═══ Records provided ═══
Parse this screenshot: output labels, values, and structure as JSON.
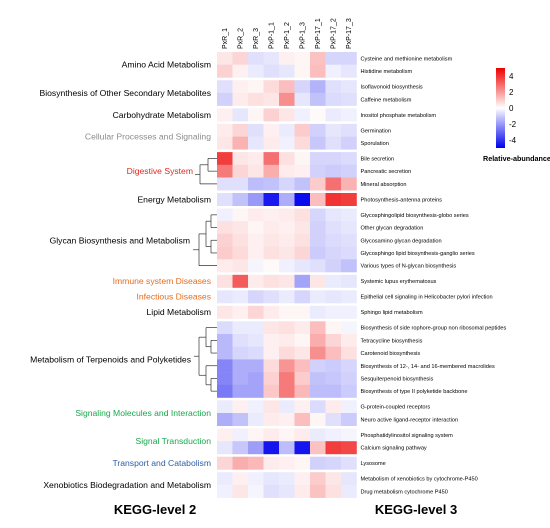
{
  "chart_data": {
    "type": "heatmap",
    "columns": [
      "PxR_1",
      "PxR_2",
      "PxR_3",
      "PxP-1_1",
      "PxP-1_2",
      "PxP-1_3",
      "PxP-17_1",
      "PxP-17_2",
      "PxP-17_3"
    ],
    "rows": [
      {
        "name": "Cysteine and methionine metabolism",
        "values": [
          0.5,
          0.8,
          -0.6,
          -0.5,
          0.3,
          0.2,
          1.2,
          -0.8,
          -0.8
        ]
      },
      {
        "name": "Histidine metabolism",
        "values": [
          0.9,
          0.3,
          -0.4,
          -0.6,
          -0.5,
          0.2,
          1.3,
          -0.3,
          -0.5
        ]
      },
      {
        "name": "Isoflavonoid biosynthesis",
        "values": [
          -0.6,
          0.3,
          0.2,
          0.7,
          1.3,
          -0.8,
          -1.5,
          -0.6,
          -0.5
        ]
      },
      {
        "name": "Caffeine metabolism",
        "values": [
          -0.9,
          0.4,
          0.6,
          0.5,
          2.2,
          -0.5,
          -1.2,
          -0.7,
          -0.6
        ]
      },
      {
        "name": "Inositol phosphate metabolism",
        "values": [
          0.3,
          -0.5,
          0.2,
          0.9,
          0.5,
          -0.3,
          0.1,
          -0.4,
          -0.3
        ]
      },
      {
        "name": "Germination",
        "values": [
          0.4,
          0.8,
          -0.6,
          0.3,
          -0.4,
          1.0,
          -0.9,
          -0.5,
          -0.6
        ]
      },
      {
        "name": "Sporulation",
        "values": [
          0.5,
          1.5,
          -0.5,
          0.4,
          -0.3,
          0.7,
          -1.1,
          -0.6,
          -0.9
        ]
      },
      {
        "name": "Bile secretion",
        "values": [
          3.8,
          0.5,
          0.4,
          2.8,
          0.6,
          0.2,
          -0.8,
          -0.8,
          -0.7
        ]
      },
      {
        "name": "Pancreatic secretion",
        "values": [
          2.6,
          0.8,
          0.5,
          1.6,
          0.4,
          0.3,
          -0.9,
          -1.0,
          -0.9
        ]
      },
      {
        "name": "Mineral absorption",
        "values": [
          -0.6,
          -0.6,
          -1.3,
          -1.2,
          -0.8,
          -1.2,
          1.0,
          2.8,
          1.5
        ]
      },
      {
        "name": "Photosynthesis-antenna proteins",
        "values": [
          -0.6,
          -1.2,
          -2.0,
          -4.5,
          -1.6,
          -4.8,
          1.3,
          4.0,
          3.8
        ]
      },
      {
        "name": "Glycosphingolipid biosynthesis-globo series",
        "values": [
          -0.3,
          0.2,
          0.4,
          0.3,
          0.4,
          0.6,
          -0.8,
          -0.5,
          -0.4
        ]
      },
      {
        "name": "Other glycan degradation",
        "values": [
          0.6,
          0.5,
          0.2,
          0.4,
          0.3,
          0.5,
          -0.9,
          -0.6,
          -0.5
        ]
      },
      {
        "name": "Glycosamino glycan degradation",
        "values": [
          0.9,
          0.6,
          0.3,
          0.5,
          0.4,
          0.6,
          -0.9,
          -0.7,
          -0.6
        ]
      },
      {
        "name": "Glycosphingo lipid biosynthesis-ganglio series",
        "values": [
          1.0,
          0.7,
          0.3,
          0.6,
          0.5,
          0.8,
          -1.0,
          -0.8,
          -0.7
        ]
      },
      {
        "name": "Various types of N-glycan biosynthesis",
        "values": [
          0.4,
          0.5,
          -0.2,
          0.1,
          -0.3,
          -0.5,
          -0.6,
          -0.9,
          -1.2
        ]
      },
      {
        "name": "Systemic lupus erythematosus",
        "values": [
          0.6,
          3.2,
          0.4,
          0.6,
          0.5,
          -1.8,
          0.5,
          -0.4,
          -0.5
        ]
      },
      {
        "name": "Epithelial cell signaling in Helicobacter pylori infection",
        "values": [
          -0.5,
          -0.4,
          -0.8,
          -0.6,
          -0.4,
          -0.8,
          -0.4,
          -0.5,
          -0.4
        ]
      },
      {
        "name": "Sphingo lipid metabolism",
        "values": [
          0.5,
          0.3,
          0.8,
          0.4,
          0.2,
          0.2,
          -0.4,
          -0.3,
          -0.3
        ]
      },
      {
        "name": "Biosynthesis of side rophore-group non ribosomal peptides",
        "values": [
          -0.7,
          -0.4,
          -0.4,
          0.5,
          0.6,
          0.4,
          1.3,
          0.2,
          -0.2
        ]
      },
      {
        "name": "Tetracycline biosynthesis",
        "values": [
          -1.4,
          -0.6,
          -0.5,
          0.3,
          0.4,
          0.2,
          1.6,
          0.8,
          0.4
        ]
      },
      {
        "name": "Carotenoid biosynthesis",
        "values": [
          -1.4,
          -0.8,
          -0.7,
          0.3,
          0.7,
          0.5,
          2.2,
          1.3,
          0.6
        ]
      },
      {
        "name": "Biosynthesis of 12-, 14- and 16-membered macrolides",
        "values": [
          -2.4,
          -1.6,
          -1.6,
          0.7,
          2.1,
          1.3,
          -0.9,
          -1.0,
          -0.8
        ]
      },
      {
        "name": "Sesquiterpenoid biosynthesis",
        "values": [
          -2.4,
          -1.6,
          -1.8,
          0.9,
          2.6,
          1.0,
          -1.2,
          -1.1,
          -0.9
        ]
      },
      {
        "name": "Biosynthesis of type II polyketide backbone",
        "values": [
          -2.6,
          -1.8,
          -1.8,
          1.1,
          2.6,
          1.4,
          -1.3,
          -1.3,
          -1.0
        ]
      },
      {
        "name": "G-protein-coupled receptors",
        "values": [
          -0.4,
          0.3,
          -0.3,
          0.5,
          -0.4,
          0.3,
          -0.7,
          0.4,
          -0.3
        ]
      },
      {
        "name": "Neuro active ligand-receptor interaction",
        "values": [
          -1.6,
          -1.2,
          -0.4,
          0.4,
          0.3,
          1.3,
          0.2,
          -0.6,
          -1.0
        ]
      },
      {
        "name": "Phosphatidylinositol signaling system",
        "values": [
          0.3,
          -0.3,
          0.2,
          0.4,
          0.2,
          0.4,
          -0.4,
          -0.3,
          -0.2
        ]
      },
      {
        "name": "Calcium signaling pathway",
        "values": [
          -0.5,
          -1.1,
          -1.9,
          -4.6,
          -1.3,
          -4.6,
          1.2,
          3.8,
          3.6
        ]
      },
      {
        "name": "Lysosome",
        "values": [
          0.8,
          1.6,
          1.4,
          0.4,
          0.3,
          0.2,
          -0.9,
          -0.8,
          -0.6
        ]
      },
      {
        "name": "Metabolism of xenobiotics by cytochrome-P450",
        "values": [
          -0.4,
          0.3,
          -0.3,
          -0.5,
          -0.4,
          0.3,
          1.0,
          0.5,
          -0.5
        ]
      },
      {
        "name": "Drug metabolism cytochrome P450",
        "values": [
          -0.3,
          0.5,
          -0.2,
          -0.6,
          -0.5,
          0.4,
          1.2,
          0.6,
          -0.4
        ]
      }
    ],
    "level2": [
      {
        "name": "Amino Acid Metabolism",
        "color": "#000000",
        "start": 0,
        "end": 1
      },
      {
        "name": "Biosynthesis of Other Secondary Metabolites",
        "color": "#000000",
        "start": 2,
        "end": 3
      },
      {
        "name": "Carbohydrate Metabolism",
        "color": "#000000",
        "start": 4,
        "end": 4
      },
      {
        "name": "Cellular Processes and Signaling",
        "color": "#8c8c8c",
        "start": 5,
        "end": 6
      },
      {
        "name": "Digestive System",
        "color": "#e0261e",
        "start": 7,
        "end": 9
      },
      {
        "name": "Energy Metabolism",
        "color": "#000000",
        "start": 10,
        "end": 10
      },
      {
        "name": "Glycan Biosynthesis and Metabolism",
        "color": "#000000",
        "start": 11,
        "end": 15
      },
      {
        "name": "Immune system Diseases",
        "color": "#e86b1e",
        "start": 16,
        "end": 16
      },
      {
        "name": "Infectious Diseases",
        "color": "#e86b1e",
        "start": 17,
        "end": 17
      },
      {
        "name": "Lipid Metabolism",
        "color": "#000000",
        "start": 18,
        "end": 18
      },
      {
        "name": "Metabolism of Terpenoids and Polyketides",
        "color": "#000000",
        "start": 19,
        "end": 24
      },
      {
        "name": "Signaling Molecules and Interaction",
        "color": "#16a84a",
        "start": 25,
        "end": 26
      },
      {
        "name": "Signal Transduction",
        "color": "#16a84a",
        "start": 27,
        "end": 28
      },
      {
        "name": "Transport and Catabolism",
        "color": "#2e5fa8",
        "start": 29,
        "end": 29
      },
      {
        "name": "Xenobiotics Biodegradation and Metabolism",
        "color": "#000000",
        "start": 30,
        "end": 31
      }
    ],
    "legend": {
      "title": "Relative-abundance",
      "ticks": [
        4,
        2,
        0,
        -2,
        -4
      ],
      "min": -5,
      "max": 5
    },
    "colors": {
      "low": "#0000ee",
      "mid": "#ffffff",
      "high": "#ee0000"
    },
    "footer_left": "KEGG-level 2",
    "footer_right": "KEGG-level 3"
  }
}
═══
## Task instructions:
Looking at the data above, report how many of its lines include the word "KEGG". The number alone is the answer.

## Answer to this problem:
2